> What is required: Leave out the pictures, then reproduce the rest of the material exactly.

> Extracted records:
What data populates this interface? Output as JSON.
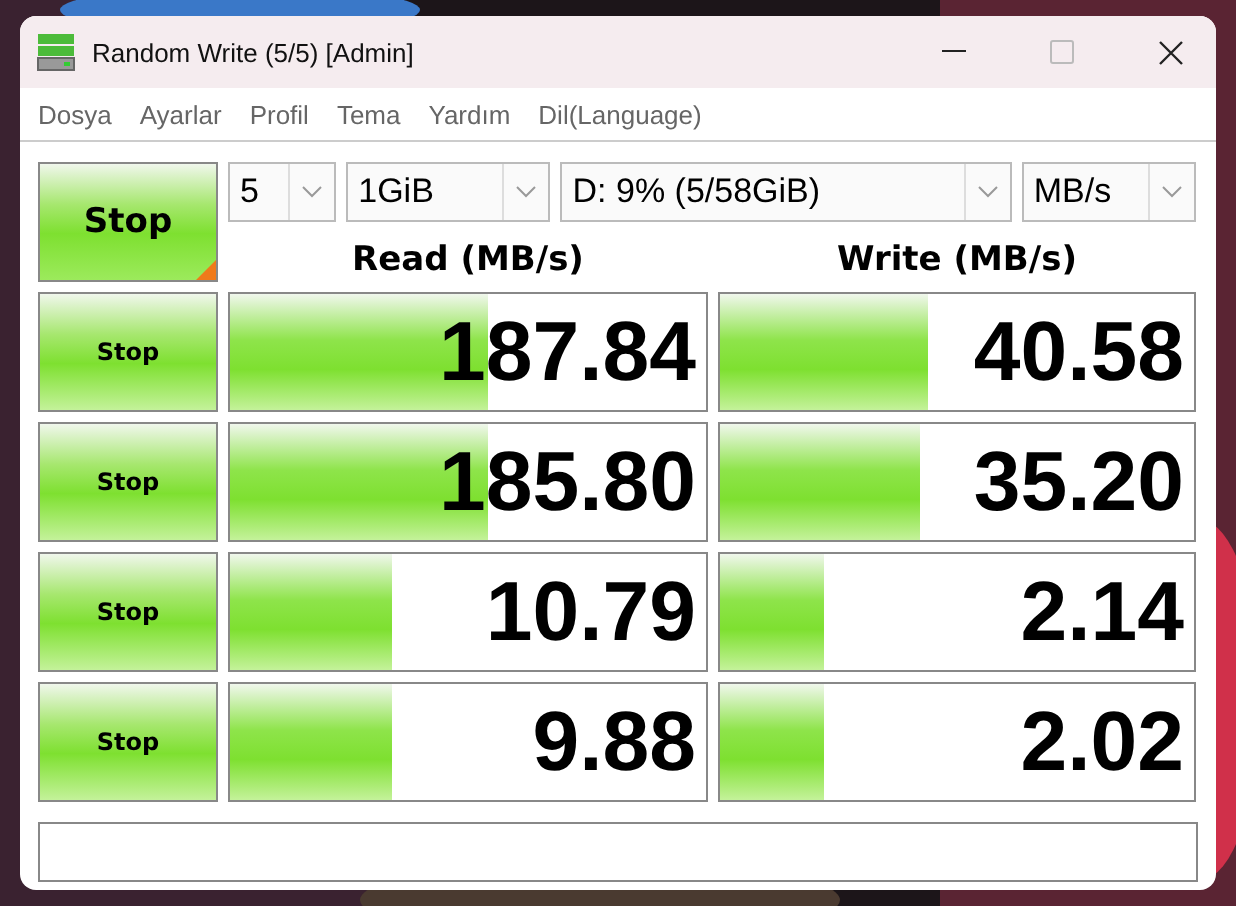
{
  "window": {
    "title": "Random Write (5/5) [Admin]"
  },
  "menu": [
    "Dosya",
    "Ayarlar",
    "Profil",
    "Tema",
    "Yardım",
    "Dil(Language)"
  ],
  "main_button": {
    "label": "Stop"
  },
  "selectors": [
    {
      "value": "5"
    },
    {
      "value": "1GiB"
    },
    {
      "value": "D: 9% (5/58GiB)"
    },
    {
      "value": "MB/s"
    }
  ],
  "headers": {
    "read": "Read (MB/s)",
    "write": "Write (MB/s)"
  },
  "rows": [
    {
      "button": "Stop",
      "read": {
        "value": "187.84",
        "level": 0.54
      },
      "write": {
        "value": "40.58",
        "level": 0.44
      }
    },
    {
      "button": "Stop",
      "read": {
        "value": "185.80",
        "level": 0.54
      },
      "write": {
        "value": "35.20",
        "level": 0.42
      }
    },
    {
      "button": "Stop",
      "read": {
        "value": "10.79",
        "level": 0.34
      },
      "write": {
        "value": "2.14",
        "level": 0.22
      }
    },
    {
      "button": "Stop",
      "read": {
        "value": "9.88",
        "level": 0.34
      },
      "write": {
        "value": "2.02",
        "level": 0.22
      }
    }
  ]
}
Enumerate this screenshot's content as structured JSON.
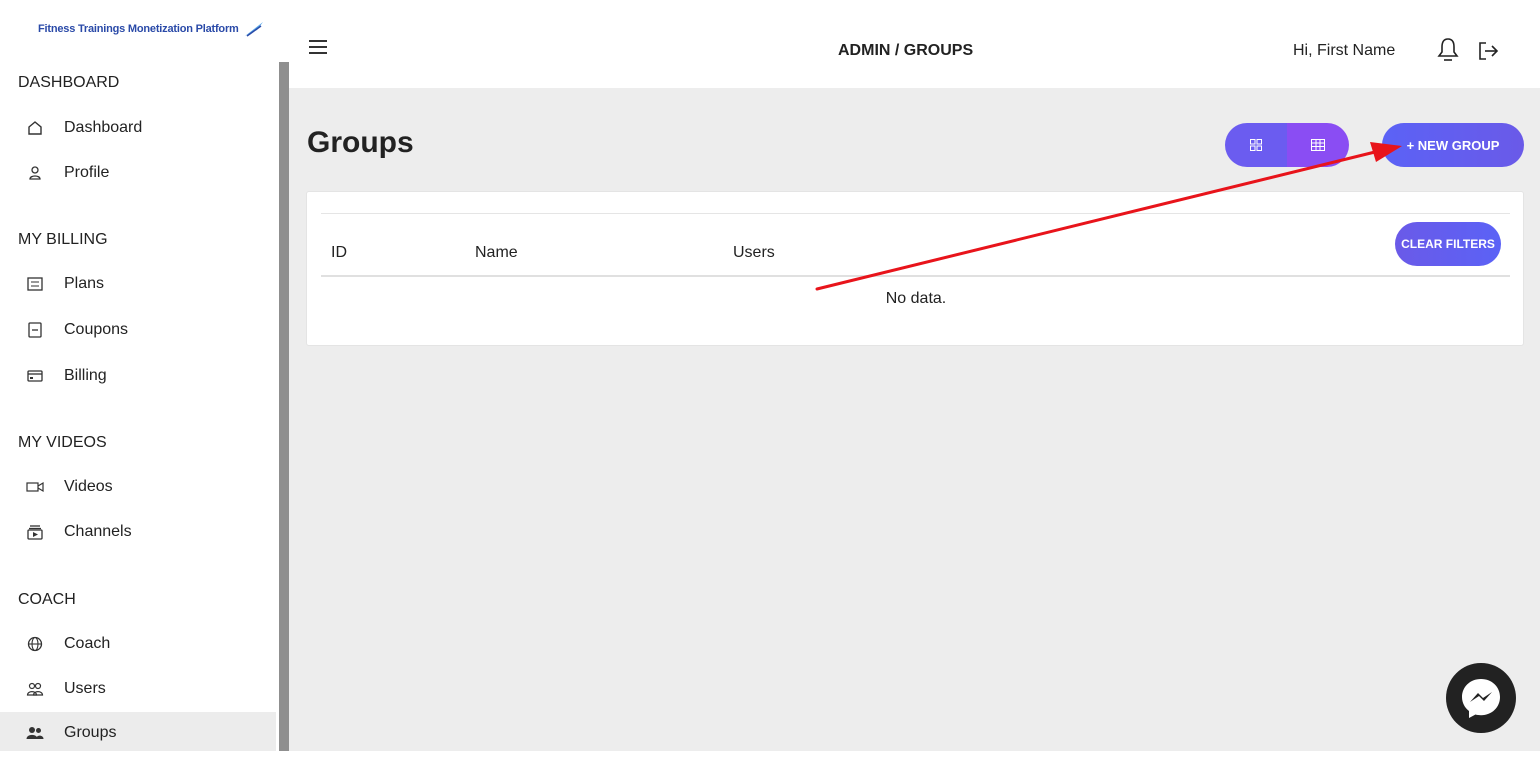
{
  "logo": {
    "text": "Fitness Trainings Monetization Platform"
  },
  "sidebar": {
    "sections": [
      {
        "title": "DASHBOARD"
      },
      {
        "title": "MY BILLING"
      },
      {
        "title": "MY VIDEOS"
      },
      {
        "title": "COACH"
      }
    ],
    "items": [
      {
        "label": "Dashboard",
        "icon": "home-icon"
      },
      {
        "label": "Profile",
        "icon": "user-icon"
      },
      {
        "label": "Plans",
        "icon": "list-icon"
      },
      {
        "label": "Coupons",
        "icon": "coupon-icon"
      },
      {
        "label": "Billing",
        "icon": "credit-card-icon"
      },
      {
        "label": "Videos",
        "icon": "video-icon"
      },
      {
        "label": "Channels",
        "icon": "channel-icon"
      },
      {
        "label": "Coach",
        "icon": "globe-icon"
      },
      {
        "label": "Users",
        "icon": "users-icon"
      },
      {
        "label": "Groups",
        "icon": "groups-icon",
        "active": true
      }
    ]
  },
  "header": {
    "breadcrumb": "ADMIN / GROUPS",
    "greeting": "Hi, First Name"
  },
  "main": {
    "title": "Groups",
    "new_group_label": "+ NEW GROUP",
    "clear_filters_label": "CLEAR FILTERS",
    "table": {
      "columns": [
        "ID",
        "Name",
        "Users"
      ],
      "empty_text": "No data."
    }
  },
  "colors": {
    "accent": "#6b5cf0",
    "annotation_arrow": "#e8141b",
    "active_nav_bg": "#ececec",
    "main_bg": "#ededed"
  }
}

> Result:
What data populates this interface? Output as JSON.
{
  "window": {
    "title": "Random Write (5/5) [Admin]"
  },
  "menu": [
    "Dosya",
    "Ayarlar",
    "Profil",
    "Tema",
    "Yardım",
    "Dil(Language)"
  ],
  "main_button": {
    "label": "Stop"
  },
  "selectors": [
    {
      "value": "5"
    },
    {
      "value": "1GiB"
    },
    {
      "value": "D: 9% (5/58GiB)"
    },
    {
      "value": "MB/s"
    }
  ],
  "headers": {
    "read": "Read (MB/s)",
    "write": "Write (MB/s)"
  },
  "rows": [
    {
      "button": "Stop",
      "read": {
        "value": "187.84",
        "level": 0.54
      },
      "write": {
        "value": "40.58",
        "level": 0.44
      }
    },
    {
      "button": "Stop",
      "read": {
        "value": "185.80",
        "level": 0.54
      },
      "write": {
        "value": "35.20",
        "level": 0.42
      }
    },
    {
      "button": "Stop",
      "read": {
        "value": "10.79",
        "level": 0.34
      },
      "write": {
        "value": "2.14",
        "level": 0.22
      }
    },
    {
      "button": "Stop",
      "read": {
        "value": "9.88",
        "level": 0.34
      },
      "write": {
        "value": "2.02",
        "level": 0.22
      }
    }
  ]
}
Enumerate this screenshot's content as structured JSON.
{
  "logo": {
    "text": "Fitness Trainings Monetization Platform"
  },
  "sidebar": {
    "sections": [
      {
        "title": "DASHBOARD"
      },
      {
        "title": "MY BILLING"
      },
      {
        "title": "MY VIDEOS"
      },
      {
        "title": "COACH"
      }
    ],
    "items": [
      {
        "label": "Dashboard",
        "icon": "home-icon"
      },
      {
        "label": "Profile",
        "icon": "user-icon"
      },
      {
        "label": "Plans",
        "icon": "list-icon"
      },
      {
        "label": "Coupons",
        "icon": "coupon-icon"
      },
      {
        "label": "Billing",
        "icon": "credit-card-icon"
      },
      {
        "label": "Videos",
        "icon": "video-icon"
      },
      {
        "label": "Channels",
        "icon": "channel-icon"
      },
      {
        "label": "Coach",
        "icon": "globe-icon"
      },
      {
        "label": "Users",
        "icon": "users-icon"
      },
      {
        "label": "Groups",
        "icon": "groups-icon",
        "active": true
      }
    ]
  },
  "header": {
    "breadcrumb": "ADMIN / GROUPS",
    "greeting": "Hi, First Name"
  },
  "main": {
    "title": "Groups",
    "new_group_label": "+ NEW GROUP",
    "clear_filters_label": "CLEAR FILTERS",
    "table": {
      "columns": [
        "ID",
        "Name",
        "Users"
      ],
      "empty_text": "No data."
    }
  },
  "colors": {
    "accent": "#6b5cf0",
    "annotation_arrow": "#e8141b",
    "active_nav_bg": "#ececec",
    "main_bg": "#ededed"
  }
}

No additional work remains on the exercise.